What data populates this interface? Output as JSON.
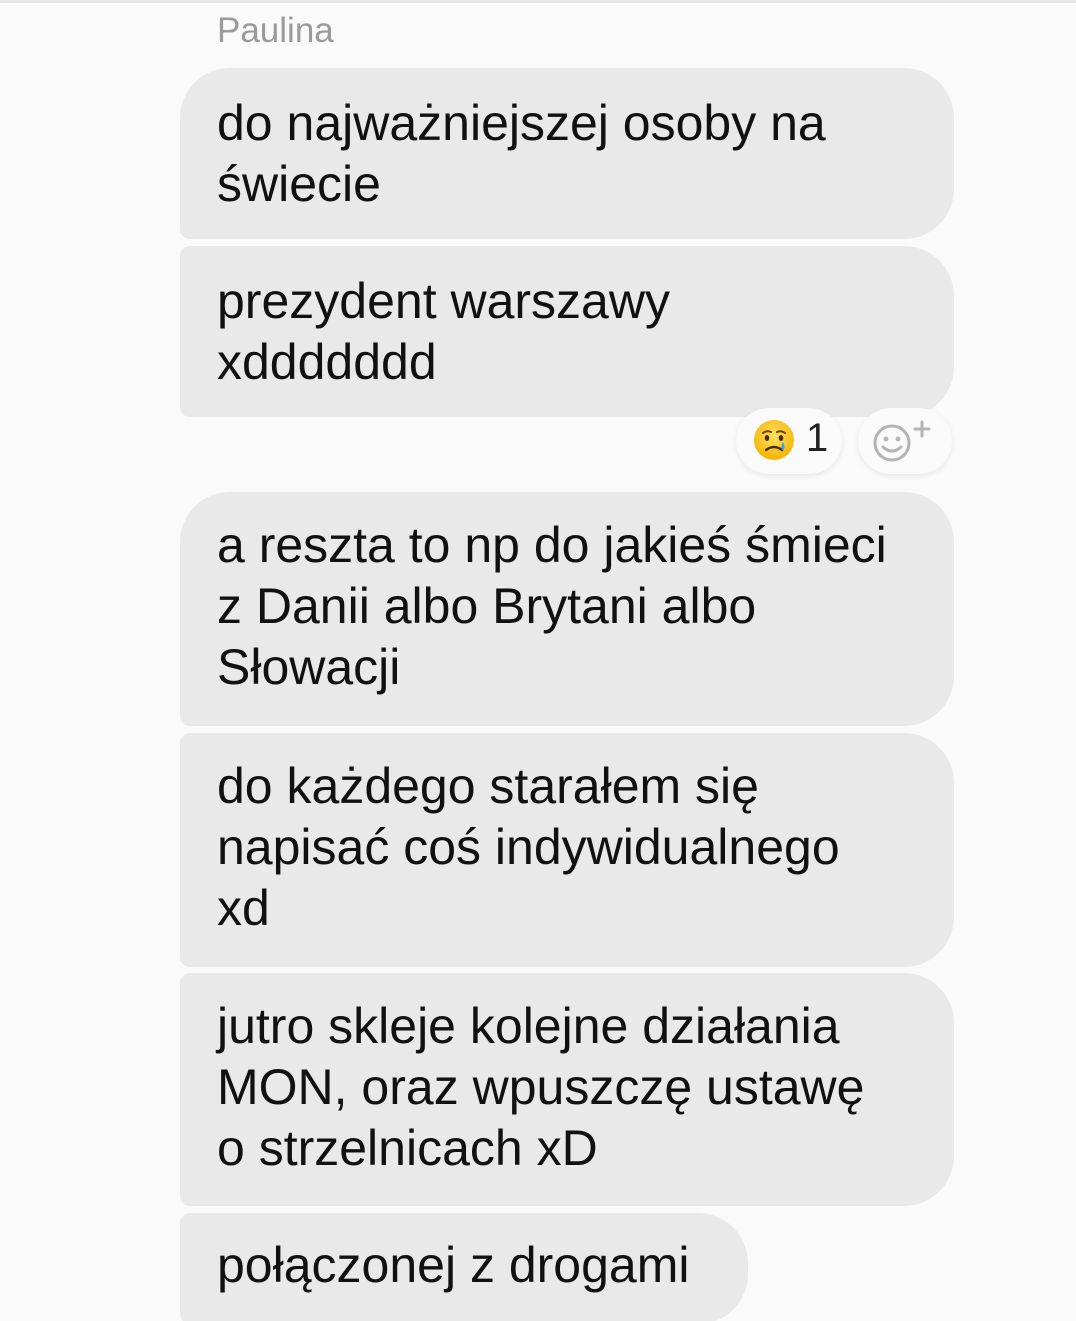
{
  "conversation": {
    "sender_name": "Paulina",
    "messages": [
      {
        "text": "do najważniejszej osoby na\nświecie"
      },
      {
        "text": "prezydent warszawy\nxddddddd"
      },
      {
        "text": "a reszta to np do jakieś śmieci\nz Danii albo Brytani albo\nSłowacji"
      },
      {
        "text": "do każdego starałem się\nnapisać coś indywidualnego\nxd"
      },
      {
        "text": "jutro skleje kolejne działania\nMON, oraz wpuszczę ustawę\no strzelnicach xD"
      },
      {
        "text": "połączonej z drogami"
      }
    ],
    "reaction": {
      "icon": "crying-face-icon",
      "count": "1"
    },
    "add_reaction_icon": "add-reaction-icon"
  },
  "colors": {
    "bubble_bg": "#e9e9e9",
    "page_bg": "#fafafa",
    "sender_text": "#9a9a9a",
    "message_text": "#111111"
  }
}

■ STATED EXERCISE:
Filter out all lines lacking the word "reaction" and copy the rest.

■ SOLUTION TO THE PROBLEM:
    "reaction": {
    "add_reaction_icon": "add-reaction-icon"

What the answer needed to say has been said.